• [EXERCISE PROMPT]
Say how many lines contain "وأما", using only the number.

• [AVAILABLE RECORDS]
+ + +

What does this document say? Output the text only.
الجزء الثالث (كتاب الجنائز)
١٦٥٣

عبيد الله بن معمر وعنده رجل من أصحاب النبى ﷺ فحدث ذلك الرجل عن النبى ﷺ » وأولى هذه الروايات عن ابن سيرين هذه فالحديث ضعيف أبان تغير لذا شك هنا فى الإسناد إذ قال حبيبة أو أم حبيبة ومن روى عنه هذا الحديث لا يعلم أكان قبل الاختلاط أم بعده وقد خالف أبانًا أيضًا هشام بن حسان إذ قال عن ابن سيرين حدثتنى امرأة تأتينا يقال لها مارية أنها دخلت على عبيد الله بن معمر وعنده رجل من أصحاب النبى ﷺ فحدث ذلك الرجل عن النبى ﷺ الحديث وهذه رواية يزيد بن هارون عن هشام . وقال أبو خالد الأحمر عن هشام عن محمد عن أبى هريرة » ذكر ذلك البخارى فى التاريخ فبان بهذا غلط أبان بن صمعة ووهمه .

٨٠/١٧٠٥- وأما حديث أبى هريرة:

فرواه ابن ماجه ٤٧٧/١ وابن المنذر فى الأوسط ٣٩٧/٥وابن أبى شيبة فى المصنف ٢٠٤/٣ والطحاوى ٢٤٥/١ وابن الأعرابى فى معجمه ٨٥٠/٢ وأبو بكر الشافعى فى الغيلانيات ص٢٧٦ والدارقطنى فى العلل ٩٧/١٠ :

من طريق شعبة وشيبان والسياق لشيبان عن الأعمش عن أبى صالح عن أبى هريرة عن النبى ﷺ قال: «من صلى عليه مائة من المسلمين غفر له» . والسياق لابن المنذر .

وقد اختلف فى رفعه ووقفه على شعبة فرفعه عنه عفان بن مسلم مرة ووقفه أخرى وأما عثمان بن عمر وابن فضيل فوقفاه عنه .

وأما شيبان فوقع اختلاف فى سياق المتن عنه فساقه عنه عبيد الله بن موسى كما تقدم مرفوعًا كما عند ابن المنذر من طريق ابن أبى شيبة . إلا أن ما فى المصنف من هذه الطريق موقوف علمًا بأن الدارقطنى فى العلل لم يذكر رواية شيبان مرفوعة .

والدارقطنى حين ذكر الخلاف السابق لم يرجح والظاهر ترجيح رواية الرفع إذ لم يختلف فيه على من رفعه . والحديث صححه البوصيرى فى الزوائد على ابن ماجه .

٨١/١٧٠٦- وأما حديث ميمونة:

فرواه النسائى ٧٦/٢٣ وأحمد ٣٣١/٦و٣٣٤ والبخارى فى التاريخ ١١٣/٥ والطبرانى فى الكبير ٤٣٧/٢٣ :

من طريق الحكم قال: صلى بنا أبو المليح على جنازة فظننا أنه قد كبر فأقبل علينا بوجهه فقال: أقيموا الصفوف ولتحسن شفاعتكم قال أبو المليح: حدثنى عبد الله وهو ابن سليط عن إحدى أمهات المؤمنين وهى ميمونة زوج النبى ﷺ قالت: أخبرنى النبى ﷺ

+ + +

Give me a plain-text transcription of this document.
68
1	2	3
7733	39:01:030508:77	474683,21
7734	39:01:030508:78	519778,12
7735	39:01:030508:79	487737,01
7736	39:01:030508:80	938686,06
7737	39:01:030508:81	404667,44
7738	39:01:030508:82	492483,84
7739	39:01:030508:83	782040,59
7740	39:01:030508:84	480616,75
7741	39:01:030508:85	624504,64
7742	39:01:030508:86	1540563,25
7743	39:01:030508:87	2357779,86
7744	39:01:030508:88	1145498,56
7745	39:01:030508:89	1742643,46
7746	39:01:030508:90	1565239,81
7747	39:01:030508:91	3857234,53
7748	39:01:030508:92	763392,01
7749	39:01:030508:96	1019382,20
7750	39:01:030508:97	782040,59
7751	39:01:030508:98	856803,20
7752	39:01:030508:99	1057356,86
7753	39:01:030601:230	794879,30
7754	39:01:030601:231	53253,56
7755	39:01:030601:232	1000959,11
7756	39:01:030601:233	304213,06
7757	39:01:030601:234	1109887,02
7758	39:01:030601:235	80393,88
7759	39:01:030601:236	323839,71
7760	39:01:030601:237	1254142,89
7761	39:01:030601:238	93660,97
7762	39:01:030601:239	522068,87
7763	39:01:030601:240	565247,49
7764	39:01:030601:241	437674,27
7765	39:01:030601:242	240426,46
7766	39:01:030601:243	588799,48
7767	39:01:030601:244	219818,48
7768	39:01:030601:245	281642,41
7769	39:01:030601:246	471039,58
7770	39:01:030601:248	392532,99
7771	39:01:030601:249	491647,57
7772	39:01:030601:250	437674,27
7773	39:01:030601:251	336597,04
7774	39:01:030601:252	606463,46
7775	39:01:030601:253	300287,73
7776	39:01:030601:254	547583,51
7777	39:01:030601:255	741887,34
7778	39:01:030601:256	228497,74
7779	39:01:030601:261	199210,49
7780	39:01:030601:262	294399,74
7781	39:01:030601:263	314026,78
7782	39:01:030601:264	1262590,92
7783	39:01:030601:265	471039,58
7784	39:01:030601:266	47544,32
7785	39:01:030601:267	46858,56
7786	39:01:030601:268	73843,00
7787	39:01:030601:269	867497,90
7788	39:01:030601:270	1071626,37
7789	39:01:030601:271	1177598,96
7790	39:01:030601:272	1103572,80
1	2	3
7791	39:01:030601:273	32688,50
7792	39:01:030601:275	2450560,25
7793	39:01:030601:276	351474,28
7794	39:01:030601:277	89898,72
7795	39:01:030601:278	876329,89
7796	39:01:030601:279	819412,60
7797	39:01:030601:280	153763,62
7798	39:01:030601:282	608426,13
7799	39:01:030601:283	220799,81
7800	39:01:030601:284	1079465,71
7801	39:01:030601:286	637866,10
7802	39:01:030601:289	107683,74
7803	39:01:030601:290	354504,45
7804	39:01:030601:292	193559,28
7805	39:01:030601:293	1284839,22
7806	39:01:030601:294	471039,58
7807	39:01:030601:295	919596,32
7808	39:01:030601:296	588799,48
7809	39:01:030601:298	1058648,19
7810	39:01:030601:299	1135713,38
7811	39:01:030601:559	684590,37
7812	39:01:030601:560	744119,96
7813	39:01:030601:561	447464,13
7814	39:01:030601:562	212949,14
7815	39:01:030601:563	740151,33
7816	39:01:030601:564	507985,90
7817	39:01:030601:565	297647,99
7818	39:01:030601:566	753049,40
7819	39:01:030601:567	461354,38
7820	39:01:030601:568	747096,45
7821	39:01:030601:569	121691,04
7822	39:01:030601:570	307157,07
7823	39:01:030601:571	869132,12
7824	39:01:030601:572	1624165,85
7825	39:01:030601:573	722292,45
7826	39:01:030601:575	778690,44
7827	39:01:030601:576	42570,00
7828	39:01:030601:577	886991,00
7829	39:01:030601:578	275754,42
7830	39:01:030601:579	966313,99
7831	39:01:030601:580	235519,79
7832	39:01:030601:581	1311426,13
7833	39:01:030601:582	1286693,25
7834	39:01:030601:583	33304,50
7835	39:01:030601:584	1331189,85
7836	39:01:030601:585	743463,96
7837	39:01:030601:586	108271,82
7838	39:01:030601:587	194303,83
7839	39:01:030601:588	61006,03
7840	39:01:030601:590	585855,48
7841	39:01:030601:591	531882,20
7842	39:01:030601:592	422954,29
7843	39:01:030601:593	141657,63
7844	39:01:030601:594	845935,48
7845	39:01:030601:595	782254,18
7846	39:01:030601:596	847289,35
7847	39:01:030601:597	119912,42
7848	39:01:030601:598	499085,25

+ + +

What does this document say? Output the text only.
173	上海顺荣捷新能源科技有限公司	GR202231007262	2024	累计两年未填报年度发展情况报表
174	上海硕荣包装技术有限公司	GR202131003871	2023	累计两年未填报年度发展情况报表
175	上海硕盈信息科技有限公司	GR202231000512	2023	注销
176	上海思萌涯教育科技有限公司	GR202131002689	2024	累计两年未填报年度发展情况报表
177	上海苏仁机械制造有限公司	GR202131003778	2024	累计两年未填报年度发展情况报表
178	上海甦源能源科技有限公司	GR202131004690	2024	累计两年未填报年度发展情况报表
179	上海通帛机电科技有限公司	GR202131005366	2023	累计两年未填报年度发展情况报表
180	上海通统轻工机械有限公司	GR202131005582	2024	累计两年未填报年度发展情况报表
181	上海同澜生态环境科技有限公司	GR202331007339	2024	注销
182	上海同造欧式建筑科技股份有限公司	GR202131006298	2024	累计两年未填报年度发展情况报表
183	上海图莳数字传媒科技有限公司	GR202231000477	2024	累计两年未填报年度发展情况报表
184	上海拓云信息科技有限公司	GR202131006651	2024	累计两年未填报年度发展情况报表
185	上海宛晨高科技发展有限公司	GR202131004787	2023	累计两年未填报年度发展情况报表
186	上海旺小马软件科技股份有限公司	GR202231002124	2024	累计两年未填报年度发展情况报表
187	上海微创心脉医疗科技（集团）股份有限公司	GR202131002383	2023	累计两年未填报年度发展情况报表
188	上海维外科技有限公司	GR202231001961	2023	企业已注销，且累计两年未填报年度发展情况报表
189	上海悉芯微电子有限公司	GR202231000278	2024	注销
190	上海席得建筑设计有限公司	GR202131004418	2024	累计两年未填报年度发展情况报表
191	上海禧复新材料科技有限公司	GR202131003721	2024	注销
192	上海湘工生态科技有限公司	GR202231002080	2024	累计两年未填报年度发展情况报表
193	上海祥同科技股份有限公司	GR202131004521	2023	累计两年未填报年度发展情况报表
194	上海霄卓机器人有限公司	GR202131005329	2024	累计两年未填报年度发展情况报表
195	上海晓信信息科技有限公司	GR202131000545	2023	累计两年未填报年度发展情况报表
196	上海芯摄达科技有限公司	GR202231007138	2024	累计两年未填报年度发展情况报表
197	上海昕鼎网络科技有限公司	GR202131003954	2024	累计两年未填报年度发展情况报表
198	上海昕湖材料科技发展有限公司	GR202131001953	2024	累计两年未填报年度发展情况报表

+ + +

• [SOLUTION TO THIS TASK]
4